__STORED DATA__:
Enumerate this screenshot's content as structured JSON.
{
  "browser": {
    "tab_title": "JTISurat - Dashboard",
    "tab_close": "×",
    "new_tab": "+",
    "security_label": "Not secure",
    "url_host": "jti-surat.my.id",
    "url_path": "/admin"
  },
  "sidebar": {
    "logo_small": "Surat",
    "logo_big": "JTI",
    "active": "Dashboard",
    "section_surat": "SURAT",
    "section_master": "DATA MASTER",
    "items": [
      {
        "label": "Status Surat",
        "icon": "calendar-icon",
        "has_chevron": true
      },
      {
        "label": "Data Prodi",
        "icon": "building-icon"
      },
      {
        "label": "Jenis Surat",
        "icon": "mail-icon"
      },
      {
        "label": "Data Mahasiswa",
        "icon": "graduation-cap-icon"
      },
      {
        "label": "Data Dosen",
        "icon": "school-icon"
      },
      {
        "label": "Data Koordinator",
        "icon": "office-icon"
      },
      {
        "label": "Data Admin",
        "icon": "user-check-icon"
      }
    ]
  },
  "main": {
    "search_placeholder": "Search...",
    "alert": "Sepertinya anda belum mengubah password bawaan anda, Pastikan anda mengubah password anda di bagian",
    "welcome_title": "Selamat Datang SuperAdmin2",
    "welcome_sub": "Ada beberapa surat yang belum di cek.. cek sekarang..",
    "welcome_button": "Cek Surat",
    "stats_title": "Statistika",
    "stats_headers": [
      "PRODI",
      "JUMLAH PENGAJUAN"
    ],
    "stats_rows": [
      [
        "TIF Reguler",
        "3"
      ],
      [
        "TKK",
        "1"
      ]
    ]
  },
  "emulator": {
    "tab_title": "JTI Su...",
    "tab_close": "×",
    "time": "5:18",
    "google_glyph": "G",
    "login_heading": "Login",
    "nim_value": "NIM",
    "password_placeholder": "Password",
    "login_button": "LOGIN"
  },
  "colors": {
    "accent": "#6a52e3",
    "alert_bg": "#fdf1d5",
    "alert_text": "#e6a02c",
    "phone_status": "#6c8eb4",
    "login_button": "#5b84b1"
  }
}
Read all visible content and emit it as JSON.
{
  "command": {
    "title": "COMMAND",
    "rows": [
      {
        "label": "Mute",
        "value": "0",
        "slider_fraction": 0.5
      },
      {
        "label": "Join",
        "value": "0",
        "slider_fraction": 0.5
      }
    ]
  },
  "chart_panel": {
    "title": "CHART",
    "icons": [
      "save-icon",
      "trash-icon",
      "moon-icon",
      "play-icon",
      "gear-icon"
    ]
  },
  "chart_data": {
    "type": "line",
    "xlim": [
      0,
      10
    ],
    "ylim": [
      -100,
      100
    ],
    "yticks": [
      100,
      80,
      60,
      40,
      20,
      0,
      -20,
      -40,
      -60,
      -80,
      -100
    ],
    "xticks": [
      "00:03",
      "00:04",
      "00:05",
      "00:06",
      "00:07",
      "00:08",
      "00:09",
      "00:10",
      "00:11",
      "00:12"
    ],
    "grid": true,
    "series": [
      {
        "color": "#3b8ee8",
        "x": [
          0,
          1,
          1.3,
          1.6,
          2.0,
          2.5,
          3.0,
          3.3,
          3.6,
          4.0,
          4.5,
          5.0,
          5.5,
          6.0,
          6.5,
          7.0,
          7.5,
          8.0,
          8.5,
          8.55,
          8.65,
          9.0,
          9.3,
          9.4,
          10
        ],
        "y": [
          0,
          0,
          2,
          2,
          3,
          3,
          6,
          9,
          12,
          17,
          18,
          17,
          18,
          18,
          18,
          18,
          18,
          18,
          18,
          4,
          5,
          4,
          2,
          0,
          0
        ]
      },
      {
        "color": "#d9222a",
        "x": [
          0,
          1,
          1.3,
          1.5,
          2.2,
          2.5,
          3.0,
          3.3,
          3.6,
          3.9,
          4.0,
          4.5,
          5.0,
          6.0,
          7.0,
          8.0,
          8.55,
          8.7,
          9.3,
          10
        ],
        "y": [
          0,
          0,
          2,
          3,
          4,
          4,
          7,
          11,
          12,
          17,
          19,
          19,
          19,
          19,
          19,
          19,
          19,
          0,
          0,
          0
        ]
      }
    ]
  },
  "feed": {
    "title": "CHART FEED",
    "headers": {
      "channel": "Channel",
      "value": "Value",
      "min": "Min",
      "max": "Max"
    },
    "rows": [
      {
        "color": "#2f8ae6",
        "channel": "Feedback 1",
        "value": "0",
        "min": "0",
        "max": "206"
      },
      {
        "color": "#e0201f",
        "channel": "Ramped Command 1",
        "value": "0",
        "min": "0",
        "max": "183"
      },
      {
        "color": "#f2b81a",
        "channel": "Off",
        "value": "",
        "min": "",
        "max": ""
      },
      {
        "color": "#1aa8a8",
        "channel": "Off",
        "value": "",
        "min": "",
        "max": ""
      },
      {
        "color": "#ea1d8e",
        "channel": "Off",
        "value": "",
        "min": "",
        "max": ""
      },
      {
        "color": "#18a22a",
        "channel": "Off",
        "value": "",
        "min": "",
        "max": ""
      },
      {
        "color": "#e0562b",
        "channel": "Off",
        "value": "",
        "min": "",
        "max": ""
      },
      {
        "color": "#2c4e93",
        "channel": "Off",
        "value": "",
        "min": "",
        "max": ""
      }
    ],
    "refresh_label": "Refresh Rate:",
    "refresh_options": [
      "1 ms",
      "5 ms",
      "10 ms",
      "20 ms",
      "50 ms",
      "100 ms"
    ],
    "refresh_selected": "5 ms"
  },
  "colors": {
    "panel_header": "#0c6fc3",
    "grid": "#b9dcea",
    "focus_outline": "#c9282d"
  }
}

__WHAT IS EXPECTED__:
State the count of lines holding the string "Dashboard" in the listing above, and nothing else.

__FINAL ANSWER__:
2